Pull out every line in the data that has the string "JSON" in it.

Dataset records:
--- START ---
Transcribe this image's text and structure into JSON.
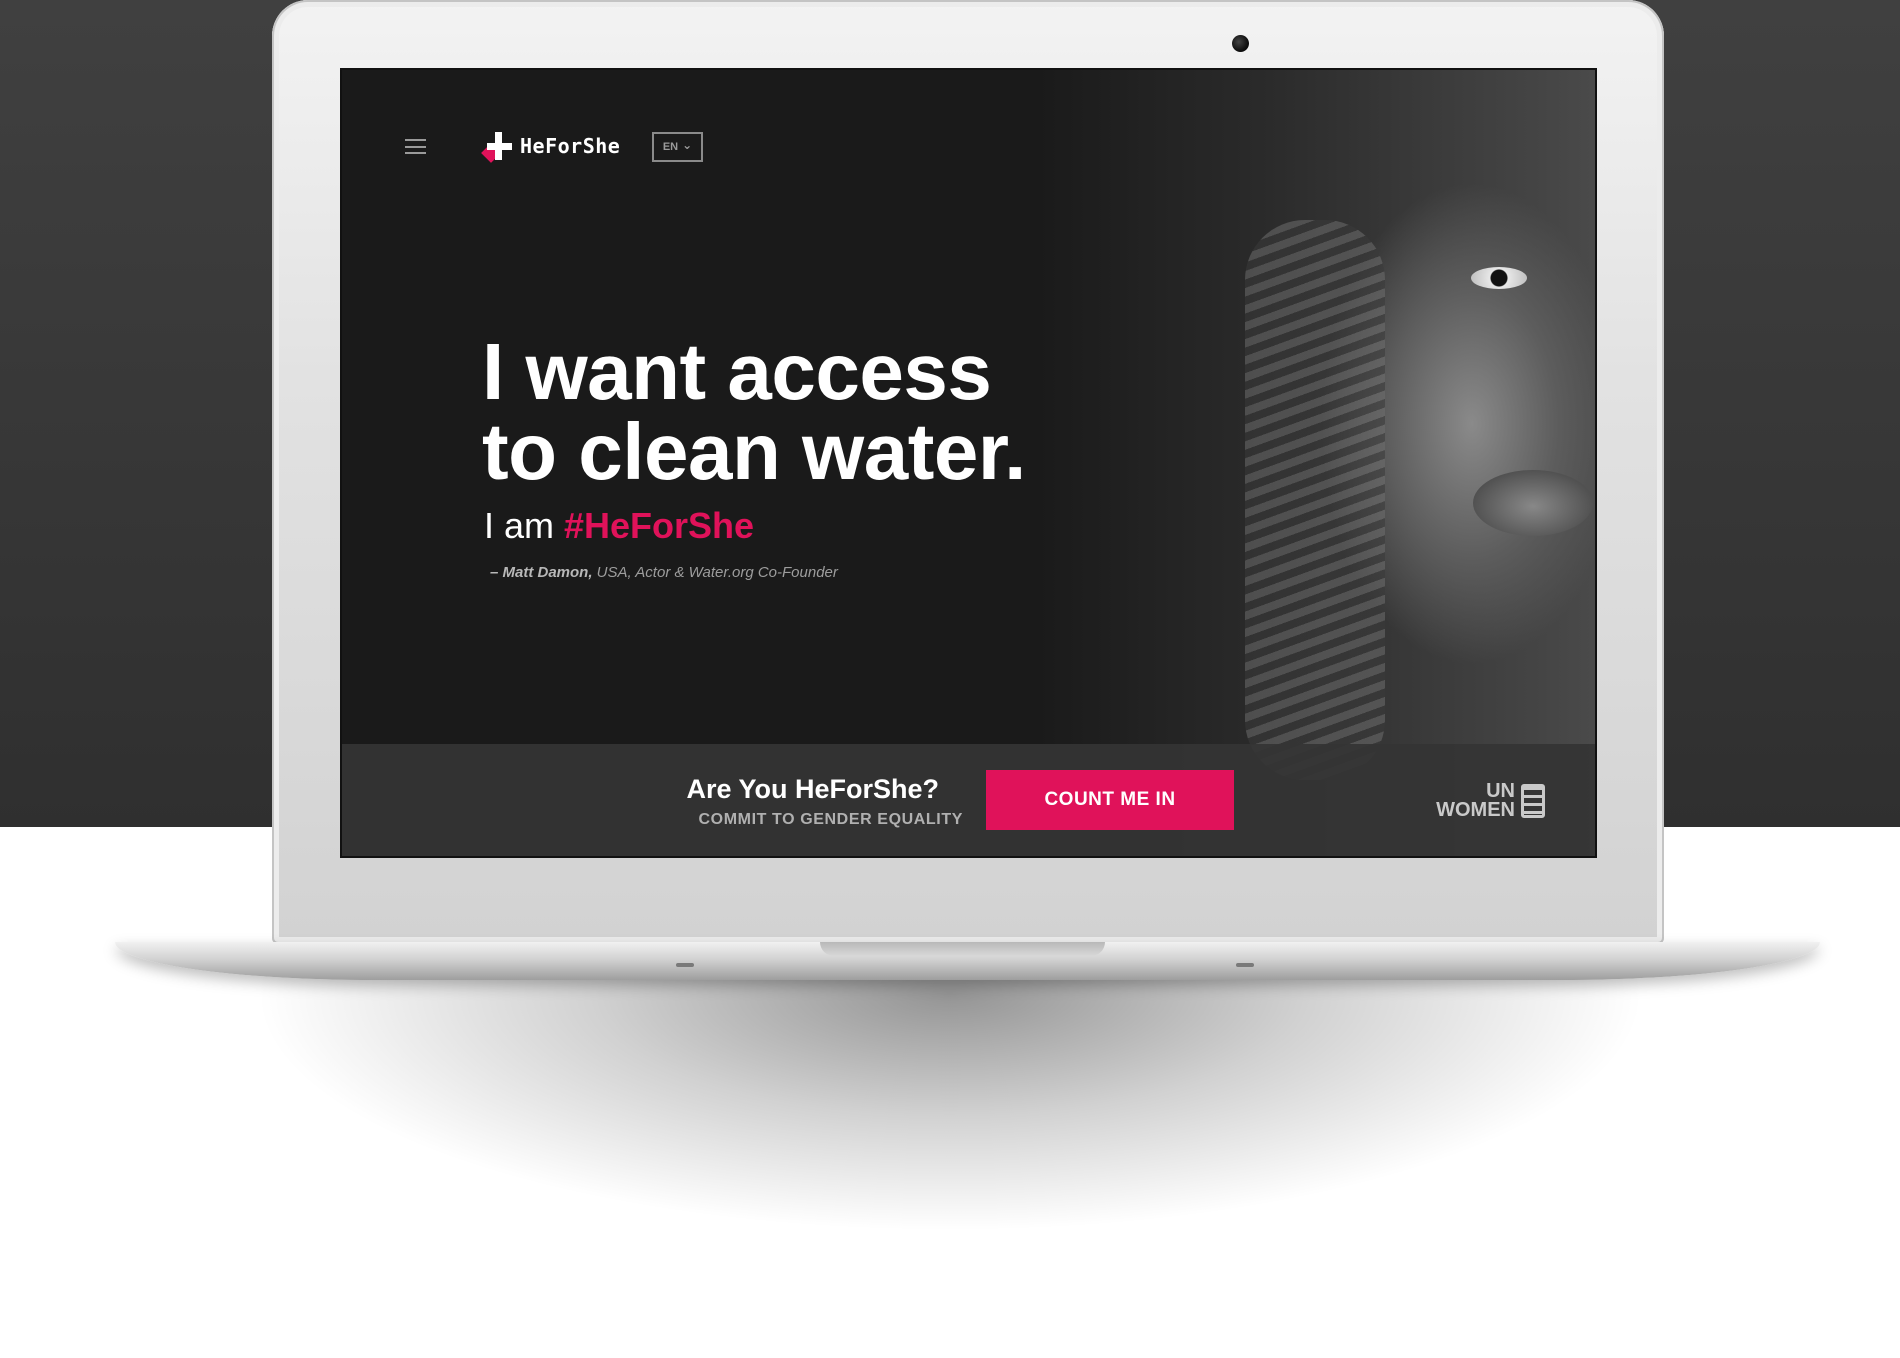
{
  "brand": {
    "name": "HeForShe",
    "accent": "#e0125a"
  },
  "nav": {
    "language": "EN",
    "language_chevron": "⌄"
  },
  "hero": {
    "headline_line1": "I want access",
    "headline_line2": "to clean water.",
    "sub_prefix": "I am ",
    "sub_tag": "#HeForShe",
    "attribution_name": "– Matt Damon,",
    "attribution_detail": " USA, Actor & Water.org Co-Founder"
  },
  "cta": {
    "question": "Are You HeForShe?",
    "subtitle": "COMMIT TO GENDER EQUALITY",
    "button": "COUNT ME IN"
  },
  "partner": {
    "line1": "UN",
    "line2": "WOMEN"
  },
  "icons": [
    "hamburger-menu-icon",
    "heforshe-logo-icon",
    "chevron-down-icon",
    "un-women-logo-icon"
  ]
}
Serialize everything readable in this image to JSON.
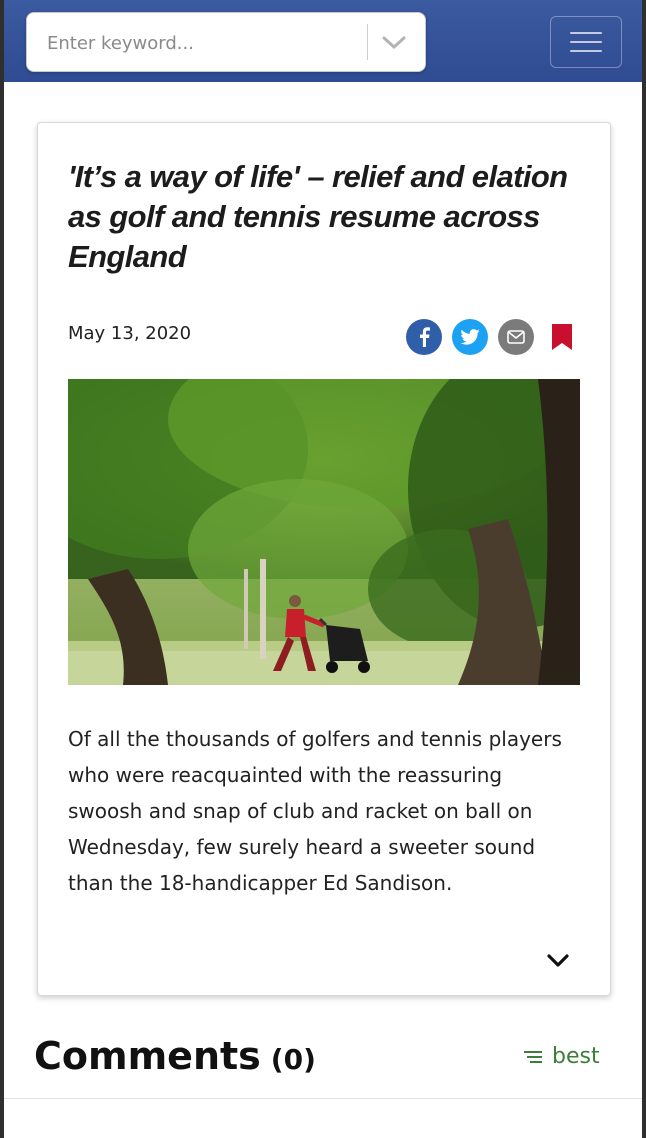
{
  "search": {
    "placeholder": "Enter keyword...",
    "value": ""
  },
  "article": {
    "headline": "'It’s a way of life' – relief and elation as golf and tennis resume across England",
    "date": "May 13, 2020",
    "body": "Of all the thousands of golfers and tennis players who were reacquainted with the reassuring swoosh and snap of club and racket on ball on Wednesday, few surely heard a sweeter sound than the 18-handicapper Ed Sandison."
  },
  "share": {
    "icons": [
      "facebook-icon",
      "twitter-icon",
      "email-icon",
      "bookmark-icon"
    ]
  },
  "comments": {
    "title": "Comments",
    "count": "(0)",
    "sort_label": "best"
  },
  "colors": {
    "header": "#3c5aa0",
    "facebook": "#2f5fa8",
    "twitter": "#1da1f2",
    "email": "#7b7b7b",
    "bookmark": "#c8102e",
    "sort": "#3b7f3b"
  }
}
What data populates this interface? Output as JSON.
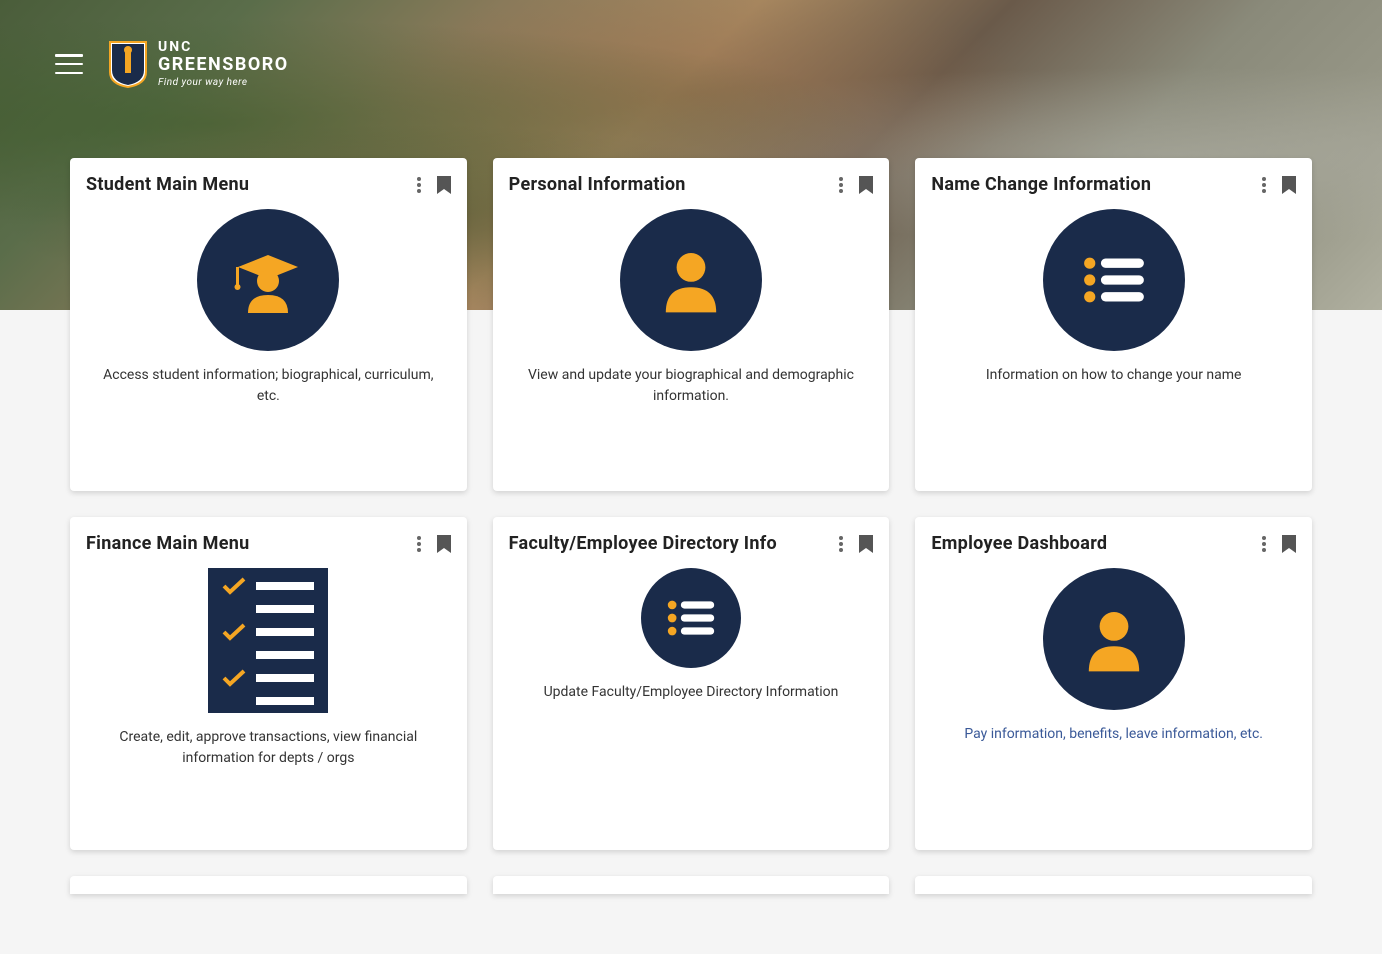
{
  "brand": {
    "line1": "UNC",
    "line2": "GREENSBORO",
    "tagline": "Find your way here"
  },
  "colors": {
    "navy": "#1a2b4a",
    "gold": "#f5a623"
  },
  "cards": [
    {
      "title": "Student Main Menu",
      "description": "Access student information; biographical, curriculum, etc.",
      "icon": "graduate",
      "link_style": false
    },
    {
      "title": "Personal Information",
      "description": "View and update your biographical and demographic information.",
      "icon": "person",
      "link_style": false
    },
    {
      "title": "Name Change Information",
      "description": "Information on how to change your name",
      "icon": "list",
      "link_style": false
    },
    {
      "title": "Finance Main Menu",
      "description": "Create, edit, approve transactions, view financial information for depts / orgs",
      "icon": "clipboard",
      "link_style": false
    },
    {
      "title": "Faculty/Employee Directory Info",
      "description": "Update Faculty/Employee Directory Information",
      "icon": "list",
      "link_style": false
    },
    {
      "title": "Employee Dashboard",
      "description": "Pay information, benefits, leave information, etc.",
      "icon": "person",
      "link_style": true
    }
  ]
}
--- END ---
# Exercise result
Transcribe this image's text and structure into JSON.
Serialize everything readable in this image to JSON.
What data populates this interface? Output as JSON.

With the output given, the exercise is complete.